### What is needed
Go through the records underneath and count the lines that include the string "content". Give nothing but the number.

--*--

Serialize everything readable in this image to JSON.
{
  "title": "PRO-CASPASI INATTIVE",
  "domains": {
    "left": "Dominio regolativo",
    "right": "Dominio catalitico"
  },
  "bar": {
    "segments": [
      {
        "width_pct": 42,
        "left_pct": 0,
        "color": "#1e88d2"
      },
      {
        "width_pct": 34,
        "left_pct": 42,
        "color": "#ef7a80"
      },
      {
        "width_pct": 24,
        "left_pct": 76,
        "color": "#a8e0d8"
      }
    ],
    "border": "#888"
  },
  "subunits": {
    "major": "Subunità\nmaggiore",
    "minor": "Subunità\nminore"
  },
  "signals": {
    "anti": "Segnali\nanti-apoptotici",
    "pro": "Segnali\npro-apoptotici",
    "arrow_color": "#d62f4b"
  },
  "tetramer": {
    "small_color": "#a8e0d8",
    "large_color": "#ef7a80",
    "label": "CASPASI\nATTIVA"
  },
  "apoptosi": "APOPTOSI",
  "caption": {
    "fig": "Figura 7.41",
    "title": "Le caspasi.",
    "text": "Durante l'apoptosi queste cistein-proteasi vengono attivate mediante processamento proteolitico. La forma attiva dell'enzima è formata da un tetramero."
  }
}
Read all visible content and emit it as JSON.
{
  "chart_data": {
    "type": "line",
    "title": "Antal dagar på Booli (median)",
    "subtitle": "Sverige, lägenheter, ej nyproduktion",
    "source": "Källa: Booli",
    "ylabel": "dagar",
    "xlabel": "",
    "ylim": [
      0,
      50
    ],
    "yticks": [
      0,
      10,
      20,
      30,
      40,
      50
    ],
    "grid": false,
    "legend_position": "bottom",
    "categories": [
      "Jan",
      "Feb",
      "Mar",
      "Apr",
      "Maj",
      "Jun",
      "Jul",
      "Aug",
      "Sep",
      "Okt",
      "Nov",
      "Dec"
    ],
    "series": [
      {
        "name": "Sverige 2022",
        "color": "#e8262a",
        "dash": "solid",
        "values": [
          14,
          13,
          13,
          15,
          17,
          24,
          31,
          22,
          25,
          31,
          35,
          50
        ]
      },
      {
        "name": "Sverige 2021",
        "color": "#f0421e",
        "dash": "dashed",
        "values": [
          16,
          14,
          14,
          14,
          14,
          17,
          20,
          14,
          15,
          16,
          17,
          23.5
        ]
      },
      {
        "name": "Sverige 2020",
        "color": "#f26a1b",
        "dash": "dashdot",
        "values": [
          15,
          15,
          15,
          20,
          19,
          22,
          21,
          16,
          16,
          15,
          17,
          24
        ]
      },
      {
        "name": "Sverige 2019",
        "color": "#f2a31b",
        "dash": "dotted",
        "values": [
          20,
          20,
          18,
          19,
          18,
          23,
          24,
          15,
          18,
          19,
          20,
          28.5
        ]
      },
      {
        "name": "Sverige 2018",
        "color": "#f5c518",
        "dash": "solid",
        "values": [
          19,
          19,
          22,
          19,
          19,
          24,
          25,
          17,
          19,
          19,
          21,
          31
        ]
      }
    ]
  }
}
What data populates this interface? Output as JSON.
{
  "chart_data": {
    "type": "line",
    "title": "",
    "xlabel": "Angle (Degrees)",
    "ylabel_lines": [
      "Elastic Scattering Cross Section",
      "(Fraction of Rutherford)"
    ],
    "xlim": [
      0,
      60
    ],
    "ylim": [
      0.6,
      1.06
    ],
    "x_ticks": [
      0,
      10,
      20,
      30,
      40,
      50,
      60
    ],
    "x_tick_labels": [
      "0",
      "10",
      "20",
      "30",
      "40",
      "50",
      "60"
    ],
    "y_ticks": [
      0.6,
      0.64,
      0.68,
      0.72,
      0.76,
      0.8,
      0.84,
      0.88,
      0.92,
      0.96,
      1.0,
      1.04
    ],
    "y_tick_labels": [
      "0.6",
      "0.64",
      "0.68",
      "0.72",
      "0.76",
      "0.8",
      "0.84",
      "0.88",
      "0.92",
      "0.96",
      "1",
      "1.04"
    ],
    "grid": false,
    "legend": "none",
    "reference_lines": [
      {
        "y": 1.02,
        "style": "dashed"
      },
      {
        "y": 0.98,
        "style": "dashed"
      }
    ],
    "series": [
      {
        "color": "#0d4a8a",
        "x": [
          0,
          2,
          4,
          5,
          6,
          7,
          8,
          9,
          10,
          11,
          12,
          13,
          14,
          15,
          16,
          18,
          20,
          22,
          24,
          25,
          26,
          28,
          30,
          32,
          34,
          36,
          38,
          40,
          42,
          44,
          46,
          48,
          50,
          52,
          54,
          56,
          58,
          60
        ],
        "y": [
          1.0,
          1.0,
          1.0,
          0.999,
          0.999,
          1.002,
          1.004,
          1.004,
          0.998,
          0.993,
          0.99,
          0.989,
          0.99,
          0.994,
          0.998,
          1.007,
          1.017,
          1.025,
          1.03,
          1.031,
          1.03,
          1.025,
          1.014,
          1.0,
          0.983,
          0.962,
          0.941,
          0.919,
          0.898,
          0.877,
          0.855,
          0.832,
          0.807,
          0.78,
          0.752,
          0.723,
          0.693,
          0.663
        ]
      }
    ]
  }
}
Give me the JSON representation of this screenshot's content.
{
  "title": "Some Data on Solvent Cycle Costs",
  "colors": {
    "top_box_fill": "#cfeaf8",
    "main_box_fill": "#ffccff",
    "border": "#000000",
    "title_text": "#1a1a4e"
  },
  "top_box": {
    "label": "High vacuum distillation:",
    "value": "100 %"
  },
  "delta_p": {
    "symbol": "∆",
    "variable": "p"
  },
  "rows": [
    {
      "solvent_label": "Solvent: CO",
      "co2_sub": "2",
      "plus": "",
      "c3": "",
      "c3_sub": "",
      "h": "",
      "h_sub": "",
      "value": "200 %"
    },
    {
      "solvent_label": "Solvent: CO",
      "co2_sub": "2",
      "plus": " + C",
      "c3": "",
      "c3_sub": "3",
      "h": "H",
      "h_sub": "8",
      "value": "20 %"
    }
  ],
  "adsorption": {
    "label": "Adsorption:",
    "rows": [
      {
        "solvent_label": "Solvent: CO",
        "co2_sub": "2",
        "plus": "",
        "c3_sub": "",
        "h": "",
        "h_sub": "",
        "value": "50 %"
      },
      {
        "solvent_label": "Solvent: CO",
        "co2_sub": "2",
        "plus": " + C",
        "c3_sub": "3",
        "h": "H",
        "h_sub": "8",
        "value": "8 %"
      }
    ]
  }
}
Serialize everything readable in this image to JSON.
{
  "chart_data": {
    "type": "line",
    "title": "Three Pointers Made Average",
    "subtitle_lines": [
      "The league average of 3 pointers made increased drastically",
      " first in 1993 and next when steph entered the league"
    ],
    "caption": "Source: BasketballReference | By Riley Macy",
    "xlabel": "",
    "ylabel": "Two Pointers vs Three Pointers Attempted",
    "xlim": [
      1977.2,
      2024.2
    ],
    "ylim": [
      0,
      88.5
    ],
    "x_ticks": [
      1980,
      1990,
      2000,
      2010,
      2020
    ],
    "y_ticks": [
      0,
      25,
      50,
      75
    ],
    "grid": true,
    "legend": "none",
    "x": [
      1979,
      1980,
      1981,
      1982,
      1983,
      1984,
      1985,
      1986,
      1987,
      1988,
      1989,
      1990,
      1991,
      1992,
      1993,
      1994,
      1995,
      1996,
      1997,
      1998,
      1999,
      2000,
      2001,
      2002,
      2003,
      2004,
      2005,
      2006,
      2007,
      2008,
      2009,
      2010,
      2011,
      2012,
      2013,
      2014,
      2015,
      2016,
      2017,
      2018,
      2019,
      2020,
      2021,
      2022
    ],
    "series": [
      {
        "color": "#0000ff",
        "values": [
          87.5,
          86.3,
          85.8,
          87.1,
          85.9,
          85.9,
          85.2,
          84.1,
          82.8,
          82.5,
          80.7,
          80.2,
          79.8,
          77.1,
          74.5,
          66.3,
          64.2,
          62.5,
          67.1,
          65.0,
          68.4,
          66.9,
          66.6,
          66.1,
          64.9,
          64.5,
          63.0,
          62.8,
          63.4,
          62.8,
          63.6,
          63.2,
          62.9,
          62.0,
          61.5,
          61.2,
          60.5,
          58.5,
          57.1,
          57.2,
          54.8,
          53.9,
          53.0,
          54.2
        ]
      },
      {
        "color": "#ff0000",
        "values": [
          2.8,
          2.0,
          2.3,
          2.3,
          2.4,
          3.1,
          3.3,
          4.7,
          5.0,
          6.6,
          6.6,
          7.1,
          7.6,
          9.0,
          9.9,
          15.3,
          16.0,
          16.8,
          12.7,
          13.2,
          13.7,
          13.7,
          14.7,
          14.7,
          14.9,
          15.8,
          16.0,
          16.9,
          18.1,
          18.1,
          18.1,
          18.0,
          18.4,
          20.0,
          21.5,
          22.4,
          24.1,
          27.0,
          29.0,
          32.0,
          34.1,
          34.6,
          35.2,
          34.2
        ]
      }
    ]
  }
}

--*--

### Solution below
2